___ Supplied data
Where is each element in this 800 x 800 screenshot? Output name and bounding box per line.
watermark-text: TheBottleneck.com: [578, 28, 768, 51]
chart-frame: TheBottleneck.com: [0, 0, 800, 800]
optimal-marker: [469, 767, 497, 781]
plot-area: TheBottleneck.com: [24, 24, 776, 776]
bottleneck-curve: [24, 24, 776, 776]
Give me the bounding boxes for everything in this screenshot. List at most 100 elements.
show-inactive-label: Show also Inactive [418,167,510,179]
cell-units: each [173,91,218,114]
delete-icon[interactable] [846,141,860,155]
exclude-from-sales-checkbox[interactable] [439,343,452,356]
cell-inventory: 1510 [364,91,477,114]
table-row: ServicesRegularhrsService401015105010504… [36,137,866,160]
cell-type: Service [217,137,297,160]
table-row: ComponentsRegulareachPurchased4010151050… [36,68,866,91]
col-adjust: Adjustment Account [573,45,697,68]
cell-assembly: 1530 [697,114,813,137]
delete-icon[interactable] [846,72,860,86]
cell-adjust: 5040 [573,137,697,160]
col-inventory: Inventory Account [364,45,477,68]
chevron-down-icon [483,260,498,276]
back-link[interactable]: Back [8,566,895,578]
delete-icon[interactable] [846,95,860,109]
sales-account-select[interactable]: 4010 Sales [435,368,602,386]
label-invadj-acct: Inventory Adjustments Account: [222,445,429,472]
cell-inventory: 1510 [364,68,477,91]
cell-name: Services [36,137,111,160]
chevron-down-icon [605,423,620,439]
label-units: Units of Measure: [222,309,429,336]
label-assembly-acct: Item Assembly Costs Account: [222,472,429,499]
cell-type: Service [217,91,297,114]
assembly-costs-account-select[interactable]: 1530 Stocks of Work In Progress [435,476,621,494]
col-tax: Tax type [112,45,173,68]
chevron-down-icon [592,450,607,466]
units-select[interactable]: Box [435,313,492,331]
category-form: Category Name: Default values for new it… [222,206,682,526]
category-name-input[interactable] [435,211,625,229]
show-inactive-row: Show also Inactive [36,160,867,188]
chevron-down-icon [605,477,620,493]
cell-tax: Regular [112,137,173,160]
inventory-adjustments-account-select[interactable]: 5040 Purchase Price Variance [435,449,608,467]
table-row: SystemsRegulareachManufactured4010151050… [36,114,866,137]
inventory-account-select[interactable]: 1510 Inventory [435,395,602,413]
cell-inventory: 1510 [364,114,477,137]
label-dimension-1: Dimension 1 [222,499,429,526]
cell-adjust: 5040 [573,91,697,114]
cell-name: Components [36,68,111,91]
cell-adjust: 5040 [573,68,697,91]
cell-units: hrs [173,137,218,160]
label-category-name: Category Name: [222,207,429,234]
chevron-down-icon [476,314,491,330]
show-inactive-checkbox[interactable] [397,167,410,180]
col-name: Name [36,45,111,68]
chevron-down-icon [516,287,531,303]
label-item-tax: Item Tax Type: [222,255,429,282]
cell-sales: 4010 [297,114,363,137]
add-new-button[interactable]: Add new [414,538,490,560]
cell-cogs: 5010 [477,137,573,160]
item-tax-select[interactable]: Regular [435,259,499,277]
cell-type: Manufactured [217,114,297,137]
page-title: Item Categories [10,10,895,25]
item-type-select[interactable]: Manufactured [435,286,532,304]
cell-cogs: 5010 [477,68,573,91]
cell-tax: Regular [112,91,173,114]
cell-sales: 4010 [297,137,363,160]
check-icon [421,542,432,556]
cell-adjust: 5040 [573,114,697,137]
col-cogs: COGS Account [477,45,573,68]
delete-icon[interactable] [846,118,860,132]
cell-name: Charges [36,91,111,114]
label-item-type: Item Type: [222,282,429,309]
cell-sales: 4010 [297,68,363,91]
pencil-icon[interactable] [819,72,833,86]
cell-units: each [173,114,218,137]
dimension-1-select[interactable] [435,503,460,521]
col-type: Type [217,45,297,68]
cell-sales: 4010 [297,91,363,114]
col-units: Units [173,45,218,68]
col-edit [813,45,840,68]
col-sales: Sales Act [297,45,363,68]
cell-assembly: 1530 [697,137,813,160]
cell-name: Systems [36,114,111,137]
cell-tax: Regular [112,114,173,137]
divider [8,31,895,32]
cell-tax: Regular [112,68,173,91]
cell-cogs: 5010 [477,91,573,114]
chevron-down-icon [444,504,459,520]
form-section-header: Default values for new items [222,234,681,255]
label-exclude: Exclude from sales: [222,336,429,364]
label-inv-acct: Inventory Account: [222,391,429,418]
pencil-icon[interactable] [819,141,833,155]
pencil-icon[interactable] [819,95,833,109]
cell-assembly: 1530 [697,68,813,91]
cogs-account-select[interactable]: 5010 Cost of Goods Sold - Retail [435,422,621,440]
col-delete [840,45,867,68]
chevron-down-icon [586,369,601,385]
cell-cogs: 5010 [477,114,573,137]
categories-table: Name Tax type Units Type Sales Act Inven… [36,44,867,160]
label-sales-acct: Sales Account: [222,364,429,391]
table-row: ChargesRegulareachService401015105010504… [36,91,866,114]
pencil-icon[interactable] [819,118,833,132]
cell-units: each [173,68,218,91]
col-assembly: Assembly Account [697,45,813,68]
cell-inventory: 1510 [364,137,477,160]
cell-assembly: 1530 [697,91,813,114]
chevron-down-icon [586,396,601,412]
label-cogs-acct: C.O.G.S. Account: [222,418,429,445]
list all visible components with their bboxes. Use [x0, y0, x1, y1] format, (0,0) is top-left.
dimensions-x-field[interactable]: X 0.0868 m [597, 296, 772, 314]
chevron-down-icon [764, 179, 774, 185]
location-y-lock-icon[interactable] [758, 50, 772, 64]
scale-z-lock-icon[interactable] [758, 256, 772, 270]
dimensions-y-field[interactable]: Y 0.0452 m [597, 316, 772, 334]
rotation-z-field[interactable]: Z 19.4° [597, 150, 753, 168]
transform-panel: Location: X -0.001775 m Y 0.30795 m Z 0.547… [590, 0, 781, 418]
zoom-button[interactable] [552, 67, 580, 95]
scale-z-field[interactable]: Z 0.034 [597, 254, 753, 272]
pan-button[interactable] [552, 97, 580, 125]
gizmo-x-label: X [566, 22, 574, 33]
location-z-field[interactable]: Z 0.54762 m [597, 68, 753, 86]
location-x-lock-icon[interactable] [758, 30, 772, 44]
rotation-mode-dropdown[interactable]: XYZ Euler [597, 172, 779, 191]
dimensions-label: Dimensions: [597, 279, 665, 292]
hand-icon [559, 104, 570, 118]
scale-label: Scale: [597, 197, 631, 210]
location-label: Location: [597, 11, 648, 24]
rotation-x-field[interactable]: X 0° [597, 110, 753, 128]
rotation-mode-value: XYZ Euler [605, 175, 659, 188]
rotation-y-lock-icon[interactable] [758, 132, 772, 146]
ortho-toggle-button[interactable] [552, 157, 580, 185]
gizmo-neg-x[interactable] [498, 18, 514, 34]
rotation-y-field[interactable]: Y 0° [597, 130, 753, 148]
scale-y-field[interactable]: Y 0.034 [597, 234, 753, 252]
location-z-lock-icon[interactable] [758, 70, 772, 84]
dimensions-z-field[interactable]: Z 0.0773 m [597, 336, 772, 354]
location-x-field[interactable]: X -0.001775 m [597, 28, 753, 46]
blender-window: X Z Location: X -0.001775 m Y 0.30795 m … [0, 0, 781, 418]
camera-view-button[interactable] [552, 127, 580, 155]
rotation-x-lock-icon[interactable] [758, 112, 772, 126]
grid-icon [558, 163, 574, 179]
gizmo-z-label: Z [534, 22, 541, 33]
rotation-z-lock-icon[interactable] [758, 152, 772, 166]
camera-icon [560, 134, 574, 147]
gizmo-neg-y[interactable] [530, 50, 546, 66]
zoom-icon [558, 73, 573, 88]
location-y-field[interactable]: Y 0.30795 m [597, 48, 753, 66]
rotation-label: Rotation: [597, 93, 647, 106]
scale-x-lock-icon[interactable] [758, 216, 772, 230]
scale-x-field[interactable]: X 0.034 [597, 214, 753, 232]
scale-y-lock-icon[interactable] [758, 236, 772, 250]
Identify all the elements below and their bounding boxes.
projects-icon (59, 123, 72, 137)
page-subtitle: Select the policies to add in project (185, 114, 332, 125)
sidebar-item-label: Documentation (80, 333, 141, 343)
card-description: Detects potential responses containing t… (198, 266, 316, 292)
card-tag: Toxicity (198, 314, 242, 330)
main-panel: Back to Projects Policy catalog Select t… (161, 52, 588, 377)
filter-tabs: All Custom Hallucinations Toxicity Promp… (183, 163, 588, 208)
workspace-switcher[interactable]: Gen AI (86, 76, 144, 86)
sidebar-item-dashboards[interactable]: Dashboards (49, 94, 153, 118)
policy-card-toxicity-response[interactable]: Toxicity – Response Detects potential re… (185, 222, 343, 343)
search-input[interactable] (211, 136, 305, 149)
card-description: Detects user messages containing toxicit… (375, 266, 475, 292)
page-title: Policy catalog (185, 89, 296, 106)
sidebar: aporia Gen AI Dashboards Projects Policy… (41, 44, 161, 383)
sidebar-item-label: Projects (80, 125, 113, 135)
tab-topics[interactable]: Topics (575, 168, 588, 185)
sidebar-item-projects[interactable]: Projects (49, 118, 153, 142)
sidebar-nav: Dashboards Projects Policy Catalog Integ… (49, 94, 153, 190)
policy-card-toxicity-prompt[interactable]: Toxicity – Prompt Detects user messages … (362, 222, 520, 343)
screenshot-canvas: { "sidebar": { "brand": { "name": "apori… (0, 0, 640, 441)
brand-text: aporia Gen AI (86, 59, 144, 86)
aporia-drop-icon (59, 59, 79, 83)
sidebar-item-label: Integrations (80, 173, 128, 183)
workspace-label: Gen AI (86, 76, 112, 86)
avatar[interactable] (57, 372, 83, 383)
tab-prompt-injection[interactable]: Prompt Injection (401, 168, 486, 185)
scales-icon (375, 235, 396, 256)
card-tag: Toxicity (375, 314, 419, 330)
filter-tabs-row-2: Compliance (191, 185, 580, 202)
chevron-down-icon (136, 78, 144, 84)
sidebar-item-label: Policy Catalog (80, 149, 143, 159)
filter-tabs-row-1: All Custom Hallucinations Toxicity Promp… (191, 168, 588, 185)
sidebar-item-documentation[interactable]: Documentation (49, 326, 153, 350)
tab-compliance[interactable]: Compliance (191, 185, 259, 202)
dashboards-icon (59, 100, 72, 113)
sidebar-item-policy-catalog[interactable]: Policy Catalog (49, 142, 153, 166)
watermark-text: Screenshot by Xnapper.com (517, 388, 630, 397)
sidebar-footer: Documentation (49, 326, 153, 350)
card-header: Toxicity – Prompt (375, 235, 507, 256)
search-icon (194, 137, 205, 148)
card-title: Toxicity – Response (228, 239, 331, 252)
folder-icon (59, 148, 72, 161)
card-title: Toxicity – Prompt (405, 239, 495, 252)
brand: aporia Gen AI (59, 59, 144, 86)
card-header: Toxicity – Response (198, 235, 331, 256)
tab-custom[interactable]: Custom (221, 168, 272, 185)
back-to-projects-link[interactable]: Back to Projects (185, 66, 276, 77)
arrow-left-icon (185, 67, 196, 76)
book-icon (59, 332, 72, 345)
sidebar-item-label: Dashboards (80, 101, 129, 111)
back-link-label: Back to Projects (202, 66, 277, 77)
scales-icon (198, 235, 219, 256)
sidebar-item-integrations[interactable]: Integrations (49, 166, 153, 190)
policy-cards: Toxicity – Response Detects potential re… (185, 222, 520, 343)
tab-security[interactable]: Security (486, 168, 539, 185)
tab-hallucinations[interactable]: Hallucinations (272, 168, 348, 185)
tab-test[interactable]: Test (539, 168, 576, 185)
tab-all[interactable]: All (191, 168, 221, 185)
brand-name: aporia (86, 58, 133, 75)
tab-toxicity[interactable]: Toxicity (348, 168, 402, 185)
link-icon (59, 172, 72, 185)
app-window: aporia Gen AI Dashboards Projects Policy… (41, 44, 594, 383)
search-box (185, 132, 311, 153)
______
Can you arrange the lines from the very first one through the line containing "cell-type: Service [217,91,297,114]", both included, as a numbered list with blank lines omitted?

1. Where is each element in this 800 x 800 screenshot? Output name and bounding box per line.
2. watermark-text: TheBottleneck.com: [578, 28, 768, 51]
3. chart-frame: TheBottleneck.com: [0, 0, 800, 800]
4. optimal-marker: [469, 767, 497, 781]
5. plot-area: TheBottleneck.com: [24, 24, 776, 776]
6. bottleneck-curve: [24, 24, 776, 776]
7. Give me the bounding boxes for everything in this screenshot. List at most 100 elements.
8. show-inactive-label: Show also Inactive [418,167,510,179]
9. cell-units: each [173,91,218,114]
10. delete-icon[interactable] [846,141,860,155]
11. exclude-from-sales-checkbox[interactable] [439,343,452,356]
12. cell-inventory: 1510 [364,91,477,114]
13. table-row: ServicesRegularhrsService401015105010504… [36,137,866,160]
14. cell-type: Service [217,137,297,160]
15. table-row: ComponentsRegulareachPurchased4010151050… [36,68,866,91]
16. col-adjust: Adjustment Account [573,45,697,68]
17. cell-assembly: 1530 [697,114,813,137]
18. delete-icon[interactable] [846,72,860,86]
19. cell-adjust: 5040 [573,137,697,160]
20. col-inventory: Inventory Account [364,45,477,68]
21. chevron-down-icon [483,260,498,276]
22. back-link[interactable]: Back [8,566,895,578]
23. delete-icon[interactable] [846,95,860,109]
24. sales-account-select[interactable]: 4010 Sales [435,368,602,386]
25. label-invadj-acct: Inventory Adjustments Account: [222,445,429,472]
26. cell-inventory: 1510 [364,68,477,91]
27. cell-name: Services [36,137,111,160]
28. chevron-down-icon [605,423,620,439]
29. label-units: Units of Measure: [222,309,429,336]
30. label-assembly-acct: Item Assembly Costs Account: [222,472,429,499]
31. cell-type: Service [217,91,297,114]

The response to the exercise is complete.